Filter this data down to the lines that hold "Yellow", and copy them.

[Start RECORD SET]

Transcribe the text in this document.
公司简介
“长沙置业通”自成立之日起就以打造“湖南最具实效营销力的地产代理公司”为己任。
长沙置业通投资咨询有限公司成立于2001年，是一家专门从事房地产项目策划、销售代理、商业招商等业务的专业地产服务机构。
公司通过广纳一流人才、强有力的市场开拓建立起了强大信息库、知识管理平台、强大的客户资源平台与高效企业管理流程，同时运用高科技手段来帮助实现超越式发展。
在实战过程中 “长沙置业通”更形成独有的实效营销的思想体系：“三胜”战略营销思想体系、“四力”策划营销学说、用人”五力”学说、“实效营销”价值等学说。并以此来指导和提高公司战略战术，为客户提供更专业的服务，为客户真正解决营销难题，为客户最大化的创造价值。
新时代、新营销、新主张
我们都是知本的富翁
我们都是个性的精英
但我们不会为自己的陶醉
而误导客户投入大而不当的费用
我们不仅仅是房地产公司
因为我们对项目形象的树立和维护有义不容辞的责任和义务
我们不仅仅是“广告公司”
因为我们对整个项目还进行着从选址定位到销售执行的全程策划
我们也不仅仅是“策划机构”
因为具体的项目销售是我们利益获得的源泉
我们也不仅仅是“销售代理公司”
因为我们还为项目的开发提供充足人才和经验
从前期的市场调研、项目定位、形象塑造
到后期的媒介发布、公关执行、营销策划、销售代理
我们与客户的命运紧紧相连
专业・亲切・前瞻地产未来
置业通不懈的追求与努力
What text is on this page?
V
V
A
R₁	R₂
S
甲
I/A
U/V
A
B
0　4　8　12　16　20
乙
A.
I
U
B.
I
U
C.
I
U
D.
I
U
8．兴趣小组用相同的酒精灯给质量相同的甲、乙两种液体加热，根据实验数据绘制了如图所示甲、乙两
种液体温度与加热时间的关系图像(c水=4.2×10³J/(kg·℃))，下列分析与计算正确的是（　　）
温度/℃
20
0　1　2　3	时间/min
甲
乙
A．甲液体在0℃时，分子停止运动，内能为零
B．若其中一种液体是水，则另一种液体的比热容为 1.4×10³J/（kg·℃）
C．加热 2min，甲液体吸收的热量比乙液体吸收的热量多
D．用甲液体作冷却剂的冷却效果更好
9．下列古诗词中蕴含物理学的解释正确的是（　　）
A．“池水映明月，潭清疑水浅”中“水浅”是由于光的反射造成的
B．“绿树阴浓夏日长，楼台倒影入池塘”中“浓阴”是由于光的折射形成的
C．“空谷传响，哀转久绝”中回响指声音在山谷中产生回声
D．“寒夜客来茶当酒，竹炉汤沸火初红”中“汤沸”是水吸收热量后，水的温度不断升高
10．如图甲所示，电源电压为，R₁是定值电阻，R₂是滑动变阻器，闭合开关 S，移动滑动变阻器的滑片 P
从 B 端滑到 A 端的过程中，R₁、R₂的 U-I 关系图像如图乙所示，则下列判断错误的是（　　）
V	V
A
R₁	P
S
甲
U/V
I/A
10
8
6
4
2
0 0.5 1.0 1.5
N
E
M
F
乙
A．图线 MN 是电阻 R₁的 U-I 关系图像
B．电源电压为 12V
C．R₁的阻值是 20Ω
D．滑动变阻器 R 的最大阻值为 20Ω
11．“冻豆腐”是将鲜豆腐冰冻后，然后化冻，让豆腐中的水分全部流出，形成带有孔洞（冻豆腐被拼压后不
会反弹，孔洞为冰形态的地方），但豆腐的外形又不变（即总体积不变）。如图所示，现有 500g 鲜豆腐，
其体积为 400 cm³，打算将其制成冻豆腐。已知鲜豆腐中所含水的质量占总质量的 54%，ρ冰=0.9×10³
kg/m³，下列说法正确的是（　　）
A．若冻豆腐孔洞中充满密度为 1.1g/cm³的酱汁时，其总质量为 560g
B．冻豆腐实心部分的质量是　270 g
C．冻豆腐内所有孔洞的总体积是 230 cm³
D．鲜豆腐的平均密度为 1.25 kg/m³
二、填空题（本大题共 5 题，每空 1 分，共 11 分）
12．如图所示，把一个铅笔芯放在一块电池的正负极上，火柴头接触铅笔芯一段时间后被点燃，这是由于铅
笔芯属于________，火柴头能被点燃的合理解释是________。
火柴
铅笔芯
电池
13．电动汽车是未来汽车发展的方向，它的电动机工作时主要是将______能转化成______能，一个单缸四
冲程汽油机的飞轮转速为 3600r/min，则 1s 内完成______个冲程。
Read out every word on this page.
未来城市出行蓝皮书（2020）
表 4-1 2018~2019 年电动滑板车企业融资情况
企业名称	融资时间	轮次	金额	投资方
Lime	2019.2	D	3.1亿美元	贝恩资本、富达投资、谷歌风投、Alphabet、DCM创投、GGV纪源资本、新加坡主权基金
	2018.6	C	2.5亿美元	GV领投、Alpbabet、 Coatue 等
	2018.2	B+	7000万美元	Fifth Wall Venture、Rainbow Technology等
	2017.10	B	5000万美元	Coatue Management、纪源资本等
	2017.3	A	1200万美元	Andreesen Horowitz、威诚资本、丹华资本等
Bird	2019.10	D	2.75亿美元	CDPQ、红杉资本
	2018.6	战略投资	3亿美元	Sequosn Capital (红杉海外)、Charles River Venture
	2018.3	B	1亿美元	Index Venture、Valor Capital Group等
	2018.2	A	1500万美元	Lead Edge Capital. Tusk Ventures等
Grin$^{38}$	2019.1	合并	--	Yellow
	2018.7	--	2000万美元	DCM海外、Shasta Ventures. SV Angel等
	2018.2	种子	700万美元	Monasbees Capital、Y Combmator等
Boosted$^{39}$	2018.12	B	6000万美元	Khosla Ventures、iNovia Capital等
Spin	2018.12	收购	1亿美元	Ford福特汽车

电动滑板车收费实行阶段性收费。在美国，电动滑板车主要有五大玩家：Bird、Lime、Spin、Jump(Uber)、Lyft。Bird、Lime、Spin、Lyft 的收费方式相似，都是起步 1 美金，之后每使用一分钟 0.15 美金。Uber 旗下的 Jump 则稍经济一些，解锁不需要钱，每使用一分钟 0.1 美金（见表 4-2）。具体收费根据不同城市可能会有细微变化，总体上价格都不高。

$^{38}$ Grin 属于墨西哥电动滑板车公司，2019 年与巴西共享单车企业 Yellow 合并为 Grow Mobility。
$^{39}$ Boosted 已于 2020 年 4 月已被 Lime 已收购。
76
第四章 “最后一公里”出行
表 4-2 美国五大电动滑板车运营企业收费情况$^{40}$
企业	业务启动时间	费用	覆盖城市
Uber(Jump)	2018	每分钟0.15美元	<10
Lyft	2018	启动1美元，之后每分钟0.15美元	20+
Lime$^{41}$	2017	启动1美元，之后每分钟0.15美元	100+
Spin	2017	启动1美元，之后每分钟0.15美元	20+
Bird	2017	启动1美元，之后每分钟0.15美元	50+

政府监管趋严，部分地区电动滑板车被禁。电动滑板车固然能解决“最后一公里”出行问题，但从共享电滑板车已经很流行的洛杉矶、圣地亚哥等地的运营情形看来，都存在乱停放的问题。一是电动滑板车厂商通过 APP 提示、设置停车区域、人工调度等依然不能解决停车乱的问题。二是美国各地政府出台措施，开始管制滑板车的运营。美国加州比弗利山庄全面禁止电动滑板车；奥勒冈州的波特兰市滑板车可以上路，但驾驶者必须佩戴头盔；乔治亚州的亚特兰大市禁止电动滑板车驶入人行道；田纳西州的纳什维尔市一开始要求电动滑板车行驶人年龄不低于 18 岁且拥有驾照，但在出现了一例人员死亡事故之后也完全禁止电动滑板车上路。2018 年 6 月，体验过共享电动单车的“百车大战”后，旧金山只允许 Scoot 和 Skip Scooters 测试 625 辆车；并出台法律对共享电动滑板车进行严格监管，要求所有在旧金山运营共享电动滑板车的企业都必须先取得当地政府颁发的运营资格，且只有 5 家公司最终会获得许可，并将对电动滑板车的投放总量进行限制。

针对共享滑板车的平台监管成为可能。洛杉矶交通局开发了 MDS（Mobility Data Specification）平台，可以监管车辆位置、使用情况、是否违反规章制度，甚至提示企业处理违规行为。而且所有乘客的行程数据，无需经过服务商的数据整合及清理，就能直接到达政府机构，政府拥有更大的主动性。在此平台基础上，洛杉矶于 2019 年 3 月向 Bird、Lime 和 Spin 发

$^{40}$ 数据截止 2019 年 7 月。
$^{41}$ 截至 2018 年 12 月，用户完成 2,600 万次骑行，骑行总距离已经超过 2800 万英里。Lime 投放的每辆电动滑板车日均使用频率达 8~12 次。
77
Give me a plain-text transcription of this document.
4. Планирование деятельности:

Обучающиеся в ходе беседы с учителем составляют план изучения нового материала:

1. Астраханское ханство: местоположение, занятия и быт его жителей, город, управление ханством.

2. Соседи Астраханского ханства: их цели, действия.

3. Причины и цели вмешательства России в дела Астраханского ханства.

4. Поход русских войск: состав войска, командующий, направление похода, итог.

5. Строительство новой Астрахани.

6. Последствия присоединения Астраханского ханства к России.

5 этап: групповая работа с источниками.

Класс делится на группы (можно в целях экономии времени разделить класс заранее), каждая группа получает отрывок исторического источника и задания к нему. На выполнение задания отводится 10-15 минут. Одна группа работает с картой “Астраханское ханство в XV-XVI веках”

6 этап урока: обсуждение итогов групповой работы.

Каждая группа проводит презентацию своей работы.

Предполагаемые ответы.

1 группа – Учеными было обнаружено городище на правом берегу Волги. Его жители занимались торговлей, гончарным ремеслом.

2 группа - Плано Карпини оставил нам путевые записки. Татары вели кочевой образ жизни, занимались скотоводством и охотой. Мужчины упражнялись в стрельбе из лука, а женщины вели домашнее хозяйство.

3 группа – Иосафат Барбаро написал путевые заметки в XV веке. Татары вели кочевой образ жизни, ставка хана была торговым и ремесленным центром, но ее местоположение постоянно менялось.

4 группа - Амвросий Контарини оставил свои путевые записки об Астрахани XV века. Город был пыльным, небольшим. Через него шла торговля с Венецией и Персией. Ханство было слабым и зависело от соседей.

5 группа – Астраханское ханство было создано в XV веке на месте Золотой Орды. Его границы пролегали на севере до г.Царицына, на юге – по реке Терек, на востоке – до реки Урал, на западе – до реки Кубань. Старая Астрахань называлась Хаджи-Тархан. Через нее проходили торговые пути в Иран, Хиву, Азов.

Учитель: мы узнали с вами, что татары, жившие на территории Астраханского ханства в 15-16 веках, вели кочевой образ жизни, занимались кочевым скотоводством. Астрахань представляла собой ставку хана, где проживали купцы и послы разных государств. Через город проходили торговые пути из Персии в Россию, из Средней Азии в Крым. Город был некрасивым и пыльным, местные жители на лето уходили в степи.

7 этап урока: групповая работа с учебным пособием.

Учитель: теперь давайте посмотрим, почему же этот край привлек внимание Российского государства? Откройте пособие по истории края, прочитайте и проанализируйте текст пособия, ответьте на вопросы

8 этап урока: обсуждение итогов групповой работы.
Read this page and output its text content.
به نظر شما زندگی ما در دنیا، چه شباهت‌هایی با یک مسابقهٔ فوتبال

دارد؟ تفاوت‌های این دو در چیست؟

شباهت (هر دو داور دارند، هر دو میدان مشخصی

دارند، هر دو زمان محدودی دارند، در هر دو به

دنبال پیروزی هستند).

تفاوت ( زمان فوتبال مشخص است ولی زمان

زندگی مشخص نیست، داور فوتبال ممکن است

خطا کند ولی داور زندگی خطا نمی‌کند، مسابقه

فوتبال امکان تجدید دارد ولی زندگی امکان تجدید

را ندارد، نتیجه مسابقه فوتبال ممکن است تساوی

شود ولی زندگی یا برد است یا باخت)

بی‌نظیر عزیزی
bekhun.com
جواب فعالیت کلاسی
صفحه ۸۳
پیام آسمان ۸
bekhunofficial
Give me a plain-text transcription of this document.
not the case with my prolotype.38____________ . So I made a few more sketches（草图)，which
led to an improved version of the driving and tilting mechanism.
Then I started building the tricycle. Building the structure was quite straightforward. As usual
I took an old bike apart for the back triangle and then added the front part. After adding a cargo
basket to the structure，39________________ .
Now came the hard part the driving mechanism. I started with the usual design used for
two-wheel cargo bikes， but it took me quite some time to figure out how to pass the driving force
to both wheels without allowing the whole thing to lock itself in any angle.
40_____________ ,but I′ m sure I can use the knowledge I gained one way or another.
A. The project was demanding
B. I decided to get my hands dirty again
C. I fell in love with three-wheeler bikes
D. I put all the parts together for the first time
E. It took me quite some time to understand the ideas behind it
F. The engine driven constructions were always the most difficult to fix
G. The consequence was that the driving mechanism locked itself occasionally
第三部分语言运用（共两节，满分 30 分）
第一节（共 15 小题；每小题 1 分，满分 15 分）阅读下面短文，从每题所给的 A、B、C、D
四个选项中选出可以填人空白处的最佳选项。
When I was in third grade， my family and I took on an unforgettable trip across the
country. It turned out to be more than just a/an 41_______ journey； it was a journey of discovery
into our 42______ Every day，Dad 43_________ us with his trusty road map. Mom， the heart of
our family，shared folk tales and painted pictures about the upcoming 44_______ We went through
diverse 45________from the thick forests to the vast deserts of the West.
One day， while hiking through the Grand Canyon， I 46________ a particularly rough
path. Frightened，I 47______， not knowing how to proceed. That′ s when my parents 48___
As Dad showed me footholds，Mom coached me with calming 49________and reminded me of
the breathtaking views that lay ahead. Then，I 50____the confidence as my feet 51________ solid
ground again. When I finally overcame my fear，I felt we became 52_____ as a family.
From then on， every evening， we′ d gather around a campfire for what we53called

[End RECORD SET]

- **FULL ANSWER**
Grin$^{38}$	2019.1	合并	--	Yellow
$^{38}$ Grin 属于墨西哥电动滑板车公司，2019 年与巴西共享单车企业 Yellow 合并为 Grow Mobility。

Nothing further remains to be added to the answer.